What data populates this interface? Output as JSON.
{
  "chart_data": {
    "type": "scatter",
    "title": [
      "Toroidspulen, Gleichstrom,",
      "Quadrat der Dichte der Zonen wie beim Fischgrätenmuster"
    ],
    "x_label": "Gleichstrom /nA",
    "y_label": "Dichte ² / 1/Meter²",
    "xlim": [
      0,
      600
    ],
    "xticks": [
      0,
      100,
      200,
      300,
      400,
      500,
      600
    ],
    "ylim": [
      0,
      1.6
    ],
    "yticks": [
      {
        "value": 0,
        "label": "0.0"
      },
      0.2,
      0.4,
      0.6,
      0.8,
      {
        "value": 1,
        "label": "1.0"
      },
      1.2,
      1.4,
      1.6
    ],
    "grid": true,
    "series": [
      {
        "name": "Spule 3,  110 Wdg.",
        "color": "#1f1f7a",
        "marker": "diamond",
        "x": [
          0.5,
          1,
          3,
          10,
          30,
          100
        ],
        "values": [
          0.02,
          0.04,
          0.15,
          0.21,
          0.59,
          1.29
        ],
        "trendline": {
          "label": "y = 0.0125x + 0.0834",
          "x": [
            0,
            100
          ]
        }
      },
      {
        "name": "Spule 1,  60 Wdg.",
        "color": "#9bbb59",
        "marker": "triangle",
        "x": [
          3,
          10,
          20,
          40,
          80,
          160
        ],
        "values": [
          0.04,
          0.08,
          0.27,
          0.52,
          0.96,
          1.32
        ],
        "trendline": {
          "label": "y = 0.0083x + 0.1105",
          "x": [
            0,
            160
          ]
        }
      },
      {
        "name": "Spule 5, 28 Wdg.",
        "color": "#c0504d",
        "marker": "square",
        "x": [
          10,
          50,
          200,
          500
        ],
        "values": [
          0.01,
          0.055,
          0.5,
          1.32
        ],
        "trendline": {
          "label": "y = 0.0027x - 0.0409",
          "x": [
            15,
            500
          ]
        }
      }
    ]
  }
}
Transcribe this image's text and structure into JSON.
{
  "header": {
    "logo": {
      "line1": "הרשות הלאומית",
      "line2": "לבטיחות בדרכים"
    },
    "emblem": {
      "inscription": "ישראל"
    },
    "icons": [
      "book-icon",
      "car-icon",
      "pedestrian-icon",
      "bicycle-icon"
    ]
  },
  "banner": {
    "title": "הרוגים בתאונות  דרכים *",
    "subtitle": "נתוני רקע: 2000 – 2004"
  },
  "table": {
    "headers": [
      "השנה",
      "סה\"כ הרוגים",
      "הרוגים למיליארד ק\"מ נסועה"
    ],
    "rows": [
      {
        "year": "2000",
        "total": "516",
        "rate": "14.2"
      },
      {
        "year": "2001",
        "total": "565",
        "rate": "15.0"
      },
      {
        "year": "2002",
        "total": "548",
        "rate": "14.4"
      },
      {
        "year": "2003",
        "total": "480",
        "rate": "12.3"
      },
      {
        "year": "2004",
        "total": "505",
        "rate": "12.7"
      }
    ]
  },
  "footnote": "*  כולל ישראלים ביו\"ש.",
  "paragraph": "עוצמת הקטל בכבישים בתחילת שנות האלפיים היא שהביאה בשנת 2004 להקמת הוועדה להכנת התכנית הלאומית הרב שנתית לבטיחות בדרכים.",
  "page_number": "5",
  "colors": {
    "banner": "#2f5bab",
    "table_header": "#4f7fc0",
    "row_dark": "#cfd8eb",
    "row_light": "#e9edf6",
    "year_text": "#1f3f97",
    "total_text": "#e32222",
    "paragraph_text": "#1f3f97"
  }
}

━━━━━━

> [EXERCISE OBJECTIVE] Retype the records above exactly.

> [RESULT BELOW]
What data populates this interface? Output as JSON.
{
  "chart_data": {
    "type": "scatter",
    "title": [
      "Toroidspulen, Gleichstrom,",
      "Quadrat der Dichte der Zonen wie beim Fischgrätenmuster"
    ],
    "x_label": "Gleichstrom /nA",
    "y_label": "Dichte ² / 1/Meter²",
    "xlim": [
      0,
      600
    ],
    "xticks": [
      0,
      100,
      200,
      300,
      400,
      500,
      600
    ],
    "ylim": [
      0,
      1.6
    ],
    "yticks": [
      {
        "value": 0,
        "label": "0.0"
      },
      0.2,
      0.4,
      0.6,
      0.8,
      {
        "value": 1,
        "label": "1.0"
      },
      1.2,
      1.4,
      1.6
    ],
    "grid": true,
    "series": [
      {
        "name": "Spule 3,  110 Wdg.",
        "color": "#1f1f7a",
        "marker": "diamond",
        "x": [
          0.5,
          1,
          3,
          10,
          30,
          100
        ],
        "values": [
          0.02,
          0.04,
          0.15,
          0.21,
          0.59,
          1.29
        ],
        "trendline": {
          "label": "y = 0.0125x + 0.0834",
          "x": [
            0,
            100
          ]
        }
      },
      {
        "name": "Spule 1,  60 Wdg.",
        "color": "#9bbb59",
        "marker": "triangle",
        "x": [
          3,
          10,
          20,
          40,
          80,
          160
        ],
        "values": [
          0.04,
          0.08,
          0.27,
          0.52,
          0.96,
          1.32
        ],
        "trendline": {
          "label": "y = 0.0083x + 0.1105",
          "x": [
            0,
            160
          ]
        }
      },
      {
        "name": "Spule 5, 28 Wdg.",
        "color": "#c0504d",
        "marker": "square",
        "x": [
          10,
          50,
          200,
          500
        ],
        "values": [
          0.01,
          0.055,
          0.5,
          1.32
        ],
        "trendline": {
          "label": "y = 0.0027x - 0.0409",
          "x": [
            15,
            500
          ]
        }
      }
    ]
  }
}
Transcribe this image's text and structure into JSON.
{
  "header": {
    "logo": {
      "line1": "הרשות הלאומית",
      "line2": "לבטיחות בדרכים"
    },
    "emblem": {
      "inscription": "ישראל"
    },
    "icons": [
      "book-icon",
      "car-icon",
      "pedestrian-icon",
      "bicycle-icon"
    ]
  },
  "banner": {
    "title": "הרוגים בתאונות  דרכים *",
    "subtitle": "נתוני רקע: 2000 – 2004"
  },
  "table": {
    "headers": [
      "השנה",
      "סה\"כ הרוגים",
      "הרוגים למיליארד ק\"מ נסועה"
    ],
    "rows": [
      {
        "year": "2000",
        "total": "516",
        "rate": "14.2"
      },
      {
        "year": "2001",
        "total": "565",
        "rate": "15.0"
      },
      {
        "year": "2002",
        "total": "548",
        "rate": "14.4"
      },
      {
        "year": "2003",
        "total": "480",
        "rate": "12.3"
      },
      {
        "year": "2004",
        "total": "505",
        "rate": "12.7"
      }
    ]
  },
  "footnote": "*  כולל ישראלים ביו\"ש.",
  "paragraph": "עוצמת הקטל בכבישים בתחילת שנות האלפיים היא שהביאה בשנת 2004 להקמת הוועדה להכנת התכנית הלאומית הרב שנתית לבטיחות בדרכים.",
  "page_number": "5",
  "colors": {
    "banner": "#2f5bab",
    "table_header": "#4f7fc0",
    "row_dark": "#cfd8eb",
    "row_light": "#e9edf6",
    "year_text": "#1f3f97",
    "total_text": "#e32222",
    "paragraph_text": "#1f3f97"
  }
}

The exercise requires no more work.